*Aim*:
Copy out the lines that include the word "JSON".

*Recorded data*:

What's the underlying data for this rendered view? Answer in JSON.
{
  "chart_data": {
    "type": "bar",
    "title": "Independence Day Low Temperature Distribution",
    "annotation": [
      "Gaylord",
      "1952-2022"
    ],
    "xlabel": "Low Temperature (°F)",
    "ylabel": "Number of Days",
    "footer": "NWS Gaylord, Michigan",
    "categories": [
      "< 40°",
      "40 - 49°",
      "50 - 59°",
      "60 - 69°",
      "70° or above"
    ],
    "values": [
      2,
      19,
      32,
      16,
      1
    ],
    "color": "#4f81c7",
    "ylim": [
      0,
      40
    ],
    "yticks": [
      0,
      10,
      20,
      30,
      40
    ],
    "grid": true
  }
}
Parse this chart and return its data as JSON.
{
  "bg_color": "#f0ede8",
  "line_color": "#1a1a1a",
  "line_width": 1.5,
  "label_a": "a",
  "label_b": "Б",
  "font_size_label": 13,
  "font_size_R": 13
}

*Solution*:
What's the underlying data for this rendered view? Answer in JSON.
Parse this chart and return its data as JSON.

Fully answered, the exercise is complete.